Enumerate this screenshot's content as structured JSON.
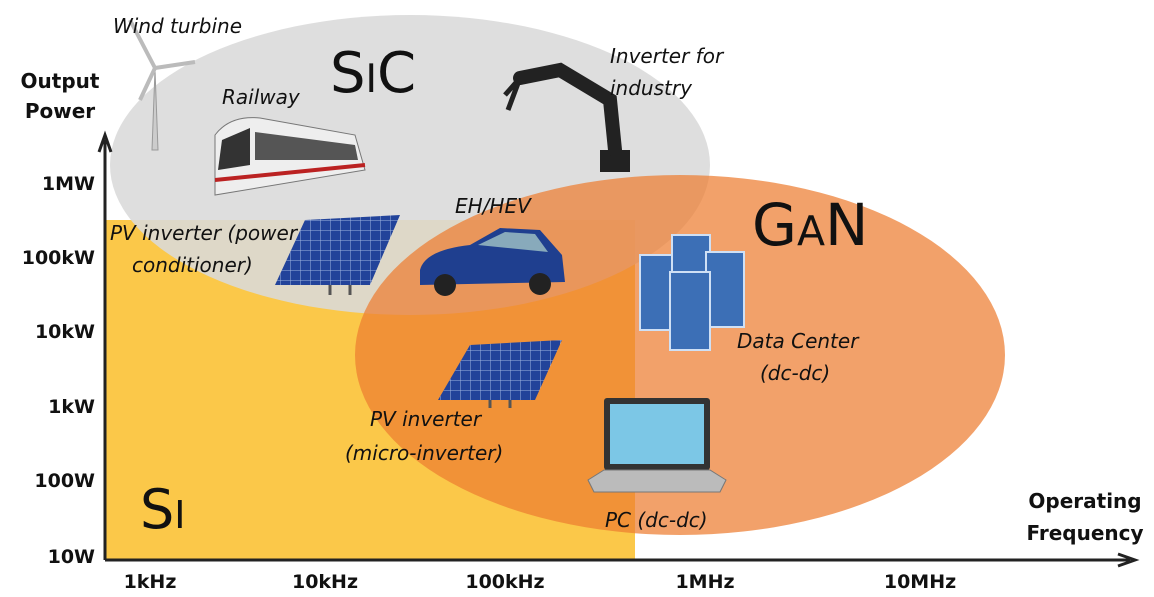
{
  "axes": {
    "y_title": [
      "Output",
      "Power"
    ],
    "x_title": [
      "Operating",
      "Frequency"
    ],
    "y_ticks": [
      "1MW",
      "100kW",
      "10kW",
      "1kW",
      "100W",
      "10W"
    ],
    "x_ticks": [
      "1kHz",
      "10kHz",
      "100kHz",
      "1MHz",
      "10MHz"
    ]
  },
  "regions": {
    "si": "Si",
    "sic": "SiC",
    "gan": "GaN"
  },
  "applications": {
    "wind_turbine": [
      "Wind turbine"
    ],
    "railway": [
      "Railway"
    ],
    "inverter_industry": [
      "Inverter for",
      "industry"
    ],
    "eh_hev": [
      "EH/HEV"
    ],
    "pv_power_conditioner": [
      "PV inverter (power",
      "conditioner)"
    ],
    "data_center": [
      "Data Center",
      "(dc-dc)"
    ],
    "pv_micro_inverter": [
      "PV inverter",
      "(micro-inverter)"
    ],
    "pc": [
      "PC (dc-dc)"
    ]
  }
}
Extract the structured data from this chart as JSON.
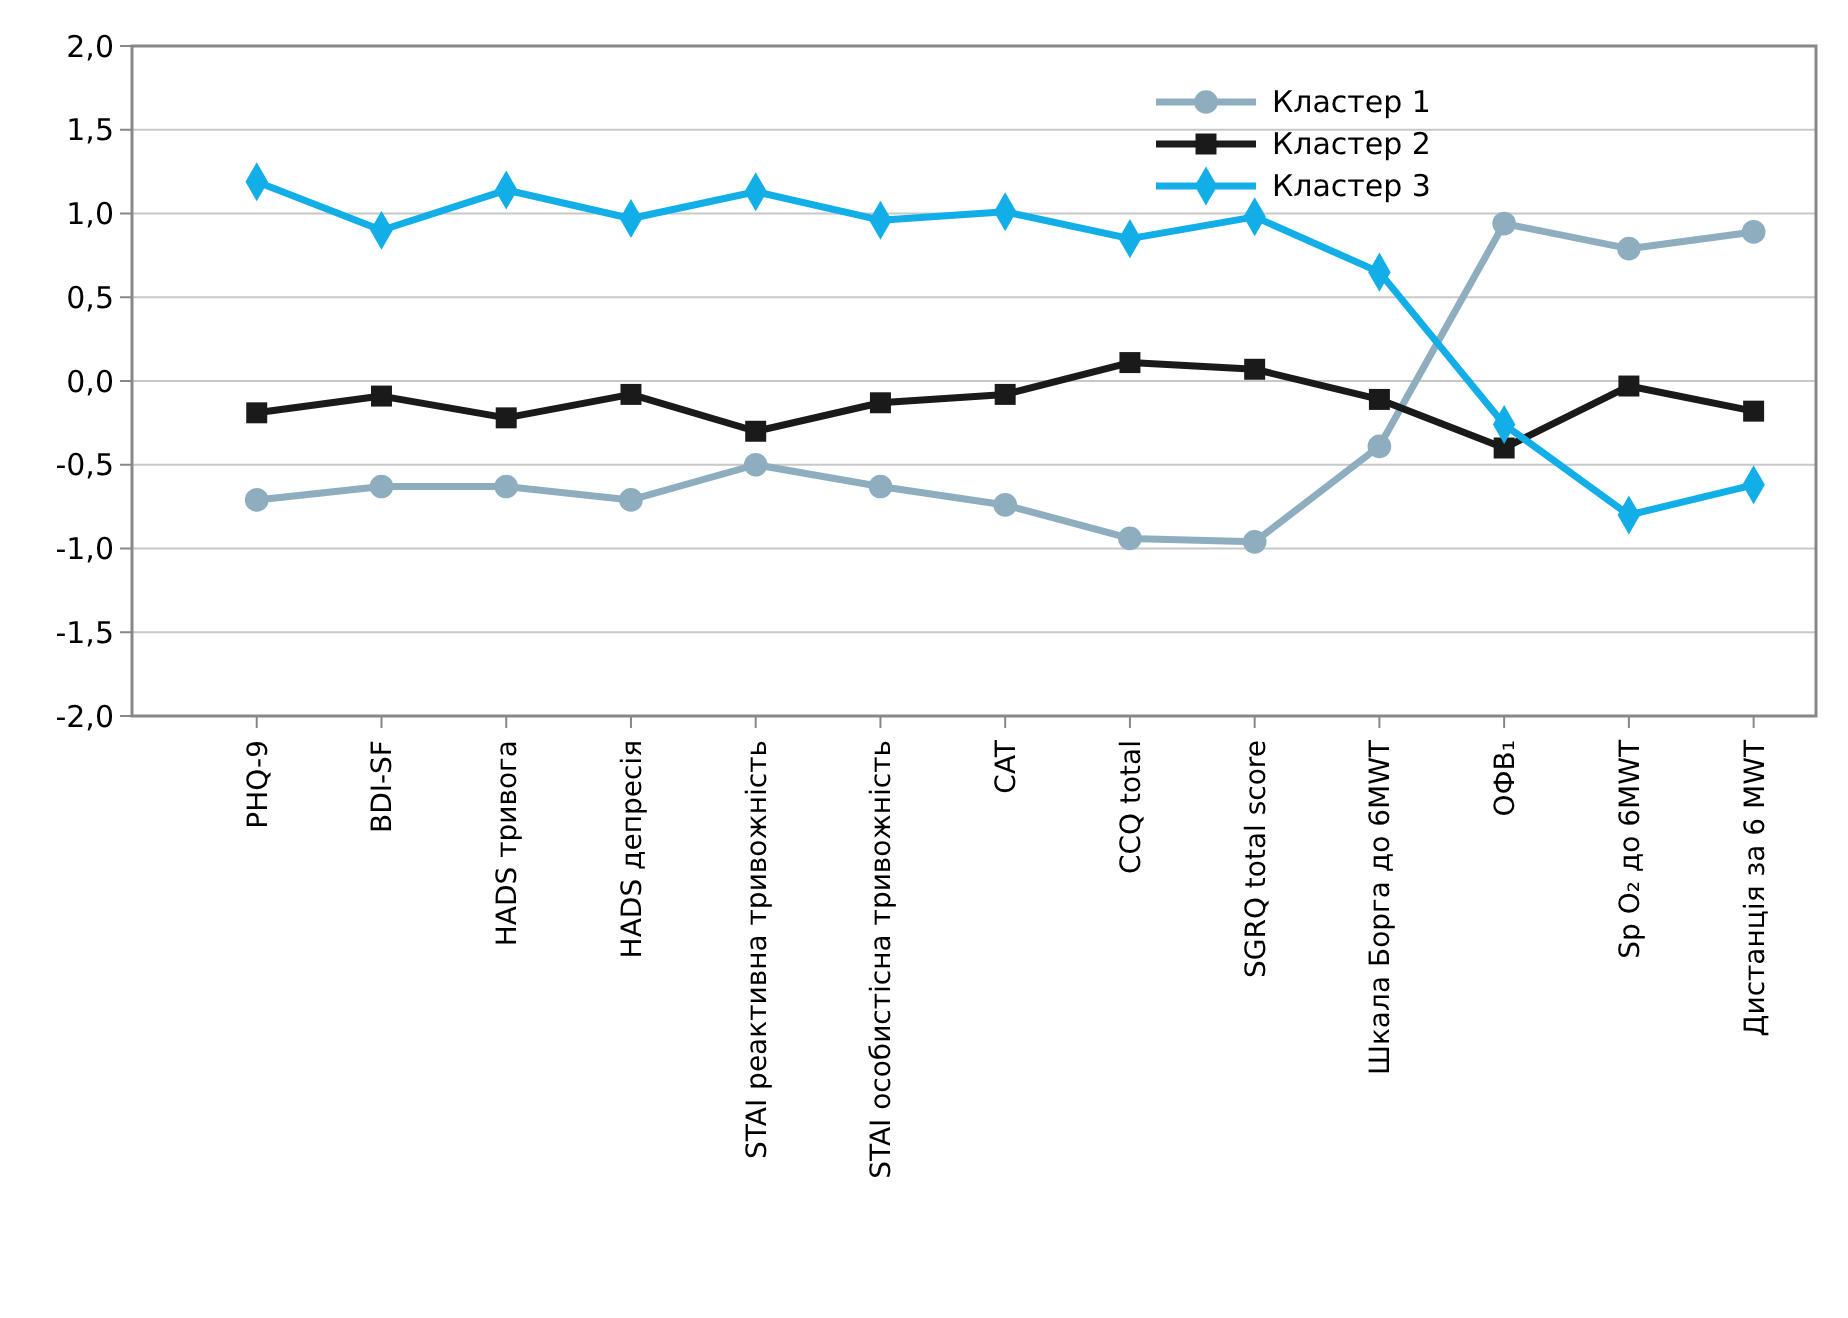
{
  "chart_data": {
    "type": "line",
    "categories": [
      "PHQ-9",
      "BDI-SF",
      "HADS тривога",
      "HADS депресія",
      "STAI реактивна тривожність",
      "STAI особистісна тривожність",
      "CAT",
      "CCQ total",
      "SGRQ total score",
      "Шкала Борга до 6MWT",
      "ОФВ₁",
      "Sp O₂ до 6MWT",
      "Дистанція за 6 MWT"
    ],
    "series": [
      {
        "name": "Кластер 1",
        "color": "#8eaebf",
        "marker": "circle",
        "values": [
          -0.71,
          -0.63,
          -0.63,
          -0.71,
          -0.5,
          -0.63,
          -0.74,
          -0.94,
          -0.96,
          -0.39,
          0.94,
          0.79,
          0.89
        ]
      },
      {
        "name": "Кластер 2",
        "color": "#1a1a1a",
        "marker": "square",
        "values": [
          -0.19,
          -0.09,
          -0.22,
          -0.08,
          -0.3,
          -0.13,
          -0.08,
          0.11,
          0.07,
          -0.11,
          -0.4,
          -0.03,
          -0.18
        ]
      },
      {
        "name": "Кластер 3",
        "color": "#12aee8",
        "marker": "diamond",
        "values": [
          1.19,
          0.9,
          1.14,
          0.97,
          1.13,
          0.96,
          1.01,
          0.85,
          0.98,
          0.65,
          -0.26,
          -0.8,
          -0.62
        ]
      }
    ],
    "ylim": [
      -2,
      2
    ],
    "yticks": [
      {
        "value": -2,
        "label": "-2,0"
      },
      {
        "value": -1.5,
        "label": "-1,5"
      },
      {
        "value": -1,
        "label": "-1,0"
      },
      {
        "value": -0.5,
        "label": "-0,5"
      },
      {
        "value": 0,
        "label": "0,0"
      },
      {
        "value": 0.5,
        "label": "0,5"
      },
      {
        "value": 1,
        "label": "1,0"
      },
      {
        "value": 1.5,
        "label": "1,5"
      },
      {
        "value": 2,
        "label": "2,0"
      }
    ],
    "grid": "y",
    "legend": "top right",
    "line_style": "solid"
  }
}
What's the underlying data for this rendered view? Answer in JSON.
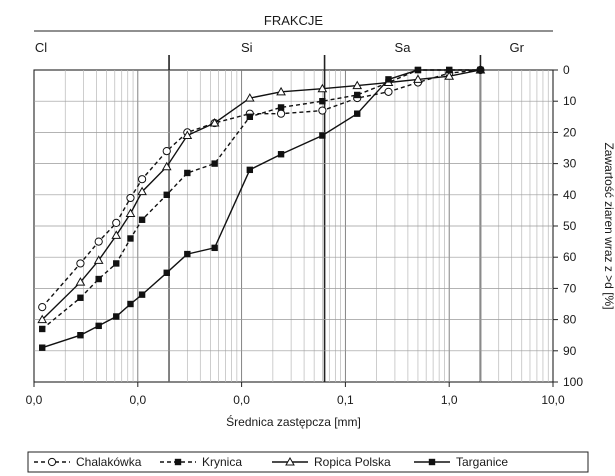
{
  "chart_data": {
    "type": "line",
    "title": "FRAKCJE",
    "xlabel": "Średnica zastępcza [mm]",
    "ylabel": "Zawartość ziaren wraz z >d [%]",
    "x_scale": "log",
    "xlim": [
      0.0001,
      10
    ],
    "ylim": [
      0,
      100
    ],
    "y_inverted": true,
    "x_tick_values": [
      0.0001,
      0.001,
      0.01,
      0.1,
      1,
      10
    ],
    "x_tick_labels": [
      "0,0",
      "0,0",
      "0,0",
      "0,1",
      "1,0",
      "10,0"
    ],
    "y_tick_labels": [
      "0",
      "10",
      "20",
      "30",
      "40",
      "50",
      "60",
      "70",
      "80",
      "90",
      "100"
    ],
    "grid": true,
    "legend_position": "bottom",
    "fractions": [
      {
        "label": "Cl",
        "from": 0.0001,
        "to": 0.002
      },
      {
        "label": "Si",
        "from": 0.002,
        "to": 0.063
      },
      {
        "label": "Sa",
        "from": 0.063,
        "to": 2
      },
      {
        "label": "Gr",
        "from": 2,
        "to": 10
      }
    ],
    "series": [
      {
        "name": "Chalakówka",
        "line": "dashed",
        "marker": "circle-open",
        "x": [
          0.00012,
          0.00028,
          0.00042,
          0.00062,
          0.00085,
          0.0011,
          0.0019,
          0.003,
          0.0055,
          0.012,
          0.024,
          0.06,
          0.13,
          0.26,
          0.5,
          1.0,
          2.0
        ],
        "y": [
          76,
          62,
          55,
          49,
          41,
          35,
          26,
          20,
          17,
          14,
          14,
          13,
          9,
          7,
          4,
          1,
          0
        ]
      },
      {
        "name": "Krynica",
        "line": "dashed",
        "marker": "square",
        "x": [
          0.00012,
          0.00028,
          0.00042,
          0.00062,
          0.00085,
          0.0011,
          0.0019,
          0.003,
          0.0055,
          0.012,
          0.024,
          0.06,
          0.13,
          0.26,
          0.5,
          1.0,
          2.0
        ],
        "y": [
          83,
          73,
          67,
          62,
          54,
          48,
          40,
          33,
          30,
          15,
          12,
          10,
          8,
          4,
          0,
          0,
          0
        ]
      },
      {
        "name": "Ropica Polska",
        "line": "solid",
        "marker": "triangle-open",
        "x": [
          0.00012,
          0.00028,
          0.00042,
          0.00062,
          0.00085,
          0.0011,
          0.0019,
          0.003,
          0.0055,
          0.012,
          0.024,
          0.06,
          0.13,
          0.26,
          0.5,
          1.0,
          2.0
        ],
        "y": [
          80,
          68,
          61,
          53,
          46,
          39,
          31,
          21,
          17,
          9,
          7,
          6,
          5,
          4,
          3,
          2,
          0
        ]
      },
      {
        "name": "Targanice",
        "line": "solid",
        "marker": "square",
        "x": [
          0.00012,
          0.00028,
          0.00042,
          0.00062,
          0.00085,
          0.0011,
          0.0019,
          0.003,
          0.0055,
          0.012,
          0.024,
          0.06,
          0.13,
          0.26,
          0.5,
          1.0,
          2.0
        ],
        "y": [
          89,
          85,
          82,
          79,
          75,
          72,
          65,
          59,
          57,
          32,
          27,
          21,
          14,
          3,
          0,
          0,
          0
        ]
      }
    ]
  }
}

******

Exercise brief
The records above must be transcribed exactly. Pictures are left out of the copy.

In response
Enumerate this screenshot's content as structured JSON.
{
  "axes": {
    "y_title": [
      "Output",
      "Power"
    ],
    "x_title": [
      "Operating",
      "Frequency"
    ],
    "y_ticks": [
      "1MW",
      "100kW",
      "10kW",
      "1kW",
      "100W",
      "10W"
    ],
    "x_ticks": [
      "1kHz",
      "10kHz",
      "100kHz",
      "1MHz",
      "10MHz"
    ]
  },
  "regions": {
    "si": "Si",
    "sic": "SiC",
    "gan": "GaN"
  },
  "applications": {
    "wind_turbine": [
      "Wind turbine"
    ],
    "railway": [
      "Railway"
    ],
    "inverter_industry": [
      "Inverter for",
      "industry"
    ],
    "eh_hev": [
      "EH/HEV"
    ],
    "pv_power_conditioner": [
      "PV inverter (power",
      "conditioner)"
    ],
    "data_center": [
      "Data Center",
      "(dc-dc)"
    ],
    "pv_micro_inverter": [
      "PV inverter",
      "(micro-inverter)"
    ],
    "pc": [
      "PC (dc-dc)"
    ]
  }
}
Extract the structured data from this chart as JSON.
{
  "chart_data": {
    "type": "line",
    "categories": [
      "PHQ-9",
      "BDI-SF",
      "HADS тривога",
      "HADS депресія",
      "STAI реактивна тривожність",
      "STAI особистісна тривожність",
      "CAT",
      "CCQ total",
      "SGRQ total score",
      "Шкала Борга до 6MWT",
      "ОФВ₁",
      "Sp O₂ до 6MWT",
      "Дистанція за 6 MWT"
    ],
    "series": [
      {
        "name": "Кластер 1",
        "color": "#8eaebf",
        "marker": "circle",
        "values": [
          -0.71,
          -0.63,
          -0.63,
          -0.71,
          -0.5,
          -0.63,
          -0.74,
          -0.94,
          -0.96,
          -0.39,
          0.94,
          0.79,
          0.89
        ]
      },
      {
        "name": "Кластер 2",
        "color": "#1a1a1a",
        "marker": "square",
        "values": [
          -0.19,
          -0.09,
          -0.22,
          -0.08,
          -0.3,
          -0.13,
          -0.08,
          0.11,
          0.07,
          -0.11,
          -0.4,
          -0.03,
          -0.18
        ]
      },
      {
        "name": "Кластер 3",
        "color": "#12aee8",
        "marker": "diamond",
        "values": [
          1.19,
          0.9,
          1.14,
          0.97,
          1.13,
          0.96,
          1.01,
          0.85,
          0.98,
          0.65,
          -0.26,
          -0.8,
          -0.62
        ]
      }
    ],
    "ylim": [
      -2,
      2
    ],
    "yticks": [
      {
        "value": -2,
        "label": "-2,0"
      },
      {
        "value": -1.5,
        "label": "-1,5"
      },
      {
        "value": -1,
        "label": "-1,0"
      },
      {
        "value": -0.5,
        "label": "-0,5"
      },
      {
        "value": 0,
        "label": "0,0"
      },
      {
        "value": 0.5,
        "label": "0,5"
      },
      {
        "value": 1,
        "label": "1,0"
      },
      {
        "value": 1.5,
        "label": "1,5"
      },
      {
        "value": 2,
        "label": "2,0"
      }
    ],
    "grid": "y",
    "legend": "top right",
    "line_style": "solid"
  }
}
What's the underlying data for this rendered view? Answer in JSON.
{
  "chart_data": {
    "type": "line",
    "title": "FRAKCJE",
    "xlabel": "Średnica zastępcza [mm]",
    "ylabel": "Zawartość ziaren wraz z >d [%]",
    "x_scale": "log",
    "xlim": [
      0.0001,
      10
    ],
    "ylim": [
      0,
      100
    ],
    "y_inverted": true,
    "x_tick_values": [
      0.0001,
      0.001,
      0.01,
      0.1,
      1,
      10
    ],
    "x_tick_labels": [
      "0,0",
      "0,0",
      "0,0",
      "0,1",
      "1,0",
      "10,0"
    ],
    "y_tick_labels": [
      "0",
      "10",
      "20",
      "30",
      "40",
      "50",
      "60",
      "70",
      "80",
      "90",
      "100"
    ],
    "grid": true,
    "legend_position": "bottom",
    "fractions": [
      {
        "label": "Cl",
        "from": 0.0001,
        "to": 0.002
      },
      {
        "label": "Si",
        "from": 0.002,
        "to": 0.063
      },
      {
        "label": "Sa",
        "from": 0.063,
        "to": 2
      },
      {
        "label": "Gr",
        "from": 2,
        "to": 10
      }
    ],
    "series": [
      {
        "name": "Chalakówka",
        "line": "dashed",
        "marker": "circle-open",
        "x": [
          0.00012,
          0.00028,
          0.00042,
          0.00062,
          0.00085,
          0.0011,
          0.0019,
          0.003,
          0.0055,
          0.012,
          0.024,
          0.06,
          0.13,
          0.26,
          0.5,
          1.0,
          2.0
        ],
        "y": [
          76,
          62,
          55,
          49,
          41,
          35,
          26,
          20,
          17,
          14,
          14,
          13,
          9,
          7,
          4,
          1,
          0
        ]
      },
      {
        "name": "Krynica",
        "line": "dashed",
        "marker": "square",
        "x": [
          0.00012,
          0.00028,
          0.00042,
          0.00062,
          0.00085,
          0.0011,
          0.0019,
          0.003,
          0.0055,
          0.012,
          0.024,
          0.06,
          0.13,
          0.26,
          0.5,
          1.0,
          2.0
        ],
        "y": [
          83,
          73,
          67,
          62,
          54,
          48,
          40,
          33,
          30,
          15,
          12,
          10,
          8,
          4,
          0,
          0,
          0
        ]
      },
      {
        "name": "Ropica Polska",
        "line": "solid",
        "marker": "triangle-open",
        "x": [
          0.00012,
          0.00028,
          0.00042,
          0.00062,
          0.00085,
          0.0011,
          0.0019,
          0.003,
          0.0055,
          0.012,
          0.024,
          0.06,
          0.13,
          0.26,
          0.5,
          1.0,
          2.0
        ],
        "y": [
          80,
          68,
          61,
          53,
          46,
          39,
          31,
          21,
          17,
          9,
          7,
          6,
          5,
          4,
          3,
          2,
          0
        ]
      },
      {
        "name": "Targanice",
        "line": "solid",
        "marker": "square",
        "x": [
          0.00012,
          0.00028,
          0.00042,
          0.00062,
          0.00085,
          0.0011,
          0.0019,
          0.003,
          0.0055,
          0.012,
          0.024,
          0.06,
          0.13,
          0.26,
          0.5,
          1.0,
          2.0
        ],
        "y": [
          89,
          85,
          82,
          79,
          75,
          72,
          65,
          59,
          57,
          32,
          27,
          21,
          14,
          3,
          0,
          0,
          0
        ]
      }
    ]
  }
}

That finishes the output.